> [Given problem] Go over the listing below line by line and tally those containing "Receiver". Give only the tally.
^^^^^^^^
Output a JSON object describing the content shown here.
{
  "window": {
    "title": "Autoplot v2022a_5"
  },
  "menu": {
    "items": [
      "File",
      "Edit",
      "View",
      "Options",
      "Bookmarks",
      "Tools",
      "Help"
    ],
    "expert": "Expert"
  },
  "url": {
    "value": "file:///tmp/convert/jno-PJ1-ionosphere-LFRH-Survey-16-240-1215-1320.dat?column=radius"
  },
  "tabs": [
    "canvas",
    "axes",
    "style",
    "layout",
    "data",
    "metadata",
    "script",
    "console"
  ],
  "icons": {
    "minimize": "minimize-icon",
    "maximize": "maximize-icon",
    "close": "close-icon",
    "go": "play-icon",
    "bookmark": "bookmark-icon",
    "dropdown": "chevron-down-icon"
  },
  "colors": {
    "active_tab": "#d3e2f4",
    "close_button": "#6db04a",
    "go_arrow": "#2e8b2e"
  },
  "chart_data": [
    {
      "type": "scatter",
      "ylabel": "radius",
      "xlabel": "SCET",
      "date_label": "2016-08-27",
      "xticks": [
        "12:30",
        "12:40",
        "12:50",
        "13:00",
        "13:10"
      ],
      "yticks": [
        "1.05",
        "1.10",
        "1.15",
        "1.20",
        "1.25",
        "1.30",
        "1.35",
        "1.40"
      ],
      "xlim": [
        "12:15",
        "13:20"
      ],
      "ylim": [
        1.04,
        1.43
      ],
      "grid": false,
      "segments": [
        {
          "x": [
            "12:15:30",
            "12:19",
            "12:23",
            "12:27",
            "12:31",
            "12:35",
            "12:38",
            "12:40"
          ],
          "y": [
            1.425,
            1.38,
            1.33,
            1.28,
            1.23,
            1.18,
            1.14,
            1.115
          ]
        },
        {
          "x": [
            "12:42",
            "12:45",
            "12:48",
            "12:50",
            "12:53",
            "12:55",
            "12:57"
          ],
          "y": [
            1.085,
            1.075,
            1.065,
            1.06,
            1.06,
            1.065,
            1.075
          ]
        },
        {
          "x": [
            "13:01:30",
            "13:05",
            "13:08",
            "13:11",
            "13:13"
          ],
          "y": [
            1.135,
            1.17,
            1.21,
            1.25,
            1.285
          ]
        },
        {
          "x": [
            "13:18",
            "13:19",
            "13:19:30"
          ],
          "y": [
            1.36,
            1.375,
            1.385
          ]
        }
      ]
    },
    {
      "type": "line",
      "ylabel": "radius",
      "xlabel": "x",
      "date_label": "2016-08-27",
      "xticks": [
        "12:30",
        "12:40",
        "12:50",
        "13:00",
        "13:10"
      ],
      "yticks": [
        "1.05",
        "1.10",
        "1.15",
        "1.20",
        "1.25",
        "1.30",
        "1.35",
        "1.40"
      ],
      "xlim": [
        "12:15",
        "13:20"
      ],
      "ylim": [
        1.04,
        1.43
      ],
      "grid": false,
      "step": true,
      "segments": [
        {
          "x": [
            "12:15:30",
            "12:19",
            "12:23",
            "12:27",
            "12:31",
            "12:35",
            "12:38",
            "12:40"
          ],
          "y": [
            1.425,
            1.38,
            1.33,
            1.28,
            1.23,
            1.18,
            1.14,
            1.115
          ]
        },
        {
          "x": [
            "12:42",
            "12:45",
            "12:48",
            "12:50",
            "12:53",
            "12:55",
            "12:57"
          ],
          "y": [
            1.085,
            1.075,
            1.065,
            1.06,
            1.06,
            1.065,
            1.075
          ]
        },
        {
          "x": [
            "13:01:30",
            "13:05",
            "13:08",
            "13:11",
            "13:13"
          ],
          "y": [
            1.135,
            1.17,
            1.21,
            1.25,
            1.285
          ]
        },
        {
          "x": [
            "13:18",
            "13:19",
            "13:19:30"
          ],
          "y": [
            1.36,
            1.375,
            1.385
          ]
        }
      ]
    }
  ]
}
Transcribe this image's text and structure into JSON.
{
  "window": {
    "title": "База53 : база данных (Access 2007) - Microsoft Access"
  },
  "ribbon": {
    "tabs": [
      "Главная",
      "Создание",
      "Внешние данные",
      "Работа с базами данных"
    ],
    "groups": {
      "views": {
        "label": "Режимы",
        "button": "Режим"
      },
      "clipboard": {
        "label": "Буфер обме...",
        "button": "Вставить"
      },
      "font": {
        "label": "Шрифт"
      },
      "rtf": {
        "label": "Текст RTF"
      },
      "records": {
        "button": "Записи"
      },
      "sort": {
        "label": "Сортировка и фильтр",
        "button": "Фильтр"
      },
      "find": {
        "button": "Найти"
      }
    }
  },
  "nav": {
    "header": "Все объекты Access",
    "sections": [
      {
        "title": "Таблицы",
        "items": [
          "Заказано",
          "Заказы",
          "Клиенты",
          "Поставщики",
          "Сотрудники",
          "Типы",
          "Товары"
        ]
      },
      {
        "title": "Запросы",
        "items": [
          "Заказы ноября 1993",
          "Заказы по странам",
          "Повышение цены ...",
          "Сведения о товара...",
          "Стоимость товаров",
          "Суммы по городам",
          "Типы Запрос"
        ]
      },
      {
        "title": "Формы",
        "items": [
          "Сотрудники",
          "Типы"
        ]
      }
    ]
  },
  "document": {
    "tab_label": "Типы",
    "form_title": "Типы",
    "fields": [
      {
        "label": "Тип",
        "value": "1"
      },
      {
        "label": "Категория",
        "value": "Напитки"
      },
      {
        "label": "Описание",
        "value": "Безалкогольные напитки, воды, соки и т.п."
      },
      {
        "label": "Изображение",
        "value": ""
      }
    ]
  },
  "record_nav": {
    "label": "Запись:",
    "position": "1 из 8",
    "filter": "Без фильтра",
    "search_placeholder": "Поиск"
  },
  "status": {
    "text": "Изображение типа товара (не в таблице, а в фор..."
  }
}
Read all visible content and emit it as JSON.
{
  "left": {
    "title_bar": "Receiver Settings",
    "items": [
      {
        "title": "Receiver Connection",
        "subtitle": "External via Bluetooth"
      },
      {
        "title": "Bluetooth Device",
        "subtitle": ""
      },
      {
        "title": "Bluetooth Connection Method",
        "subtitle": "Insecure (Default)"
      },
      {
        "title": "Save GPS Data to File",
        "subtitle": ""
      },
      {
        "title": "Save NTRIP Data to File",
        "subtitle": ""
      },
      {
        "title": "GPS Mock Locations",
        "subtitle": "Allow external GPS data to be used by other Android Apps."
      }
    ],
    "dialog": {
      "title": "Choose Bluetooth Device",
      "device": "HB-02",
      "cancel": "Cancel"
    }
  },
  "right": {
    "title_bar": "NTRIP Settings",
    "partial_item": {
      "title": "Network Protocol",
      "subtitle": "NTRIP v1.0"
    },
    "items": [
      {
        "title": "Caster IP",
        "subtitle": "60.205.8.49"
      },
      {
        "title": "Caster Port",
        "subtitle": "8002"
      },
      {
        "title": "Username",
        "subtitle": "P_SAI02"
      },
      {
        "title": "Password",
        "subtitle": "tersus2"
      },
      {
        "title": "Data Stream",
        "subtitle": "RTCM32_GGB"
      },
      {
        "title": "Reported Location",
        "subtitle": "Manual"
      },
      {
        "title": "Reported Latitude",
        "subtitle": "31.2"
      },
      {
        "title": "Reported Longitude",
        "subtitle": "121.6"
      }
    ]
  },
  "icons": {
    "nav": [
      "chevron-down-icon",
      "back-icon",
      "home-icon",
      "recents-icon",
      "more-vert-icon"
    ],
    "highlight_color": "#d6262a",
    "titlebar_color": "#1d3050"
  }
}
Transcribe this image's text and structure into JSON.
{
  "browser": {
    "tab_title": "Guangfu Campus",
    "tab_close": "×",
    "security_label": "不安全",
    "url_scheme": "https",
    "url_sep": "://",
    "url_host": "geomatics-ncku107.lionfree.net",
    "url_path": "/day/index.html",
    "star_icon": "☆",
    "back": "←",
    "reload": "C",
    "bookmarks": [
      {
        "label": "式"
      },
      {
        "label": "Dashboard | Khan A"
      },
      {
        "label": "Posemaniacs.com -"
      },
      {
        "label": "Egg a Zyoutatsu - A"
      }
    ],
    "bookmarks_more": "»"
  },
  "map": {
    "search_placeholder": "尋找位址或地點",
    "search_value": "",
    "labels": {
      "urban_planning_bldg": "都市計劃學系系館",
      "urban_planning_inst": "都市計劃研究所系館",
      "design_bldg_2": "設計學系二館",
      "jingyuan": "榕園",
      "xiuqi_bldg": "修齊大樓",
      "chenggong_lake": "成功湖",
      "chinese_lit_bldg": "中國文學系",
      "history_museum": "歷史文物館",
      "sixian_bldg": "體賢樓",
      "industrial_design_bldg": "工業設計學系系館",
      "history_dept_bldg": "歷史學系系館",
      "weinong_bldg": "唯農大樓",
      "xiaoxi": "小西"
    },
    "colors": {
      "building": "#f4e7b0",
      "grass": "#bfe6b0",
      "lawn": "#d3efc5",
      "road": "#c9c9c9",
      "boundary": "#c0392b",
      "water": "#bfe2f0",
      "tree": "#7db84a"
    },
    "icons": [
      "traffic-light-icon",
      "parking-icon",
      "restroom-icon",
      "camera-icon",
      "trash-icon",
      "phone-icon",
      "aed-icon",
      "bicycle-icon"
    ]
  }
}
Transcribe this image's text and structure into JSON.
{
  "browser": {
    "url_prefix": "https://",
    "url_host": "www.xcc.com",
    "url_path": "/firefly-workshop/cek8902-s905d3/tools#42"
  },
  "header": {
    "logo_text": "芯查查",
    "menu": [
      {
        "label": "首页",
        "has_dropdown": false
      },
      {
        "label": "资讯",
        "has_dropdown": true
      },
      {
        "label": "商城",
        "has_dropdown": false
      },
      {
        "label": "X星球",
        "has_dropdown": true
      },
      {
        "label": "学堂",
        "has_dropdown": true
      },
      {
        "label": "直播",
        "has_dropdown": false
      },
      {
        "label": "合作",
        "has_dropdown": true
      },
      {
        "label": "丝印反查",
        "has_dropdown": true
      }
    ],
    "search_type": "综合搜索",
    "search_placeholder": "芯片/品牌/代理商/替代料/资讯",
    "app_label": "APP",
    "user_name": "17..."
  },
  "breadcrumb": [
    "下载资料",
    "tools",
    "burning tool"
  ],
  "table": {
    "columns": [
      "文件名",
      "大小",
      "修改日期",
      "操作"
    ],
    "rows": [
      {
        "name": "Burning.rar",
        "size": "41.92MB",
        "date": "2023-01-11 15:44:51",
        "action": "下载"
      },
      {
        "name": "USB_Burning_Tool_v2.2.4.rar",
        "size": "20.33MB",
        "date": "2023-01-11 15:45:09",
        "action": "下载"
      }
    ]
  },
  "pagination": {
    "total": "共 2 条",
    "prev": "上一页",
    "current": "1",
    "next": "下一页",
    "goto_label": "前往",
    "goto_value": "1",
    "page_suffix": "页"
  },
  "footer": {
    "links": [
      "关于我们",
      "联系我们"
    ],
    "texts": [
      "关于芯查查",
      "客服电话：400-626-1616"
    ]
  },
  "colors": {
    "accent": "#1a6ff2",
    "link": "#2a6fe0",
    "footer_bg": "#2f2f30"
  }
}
^^^^^^^^
> [Solution] 2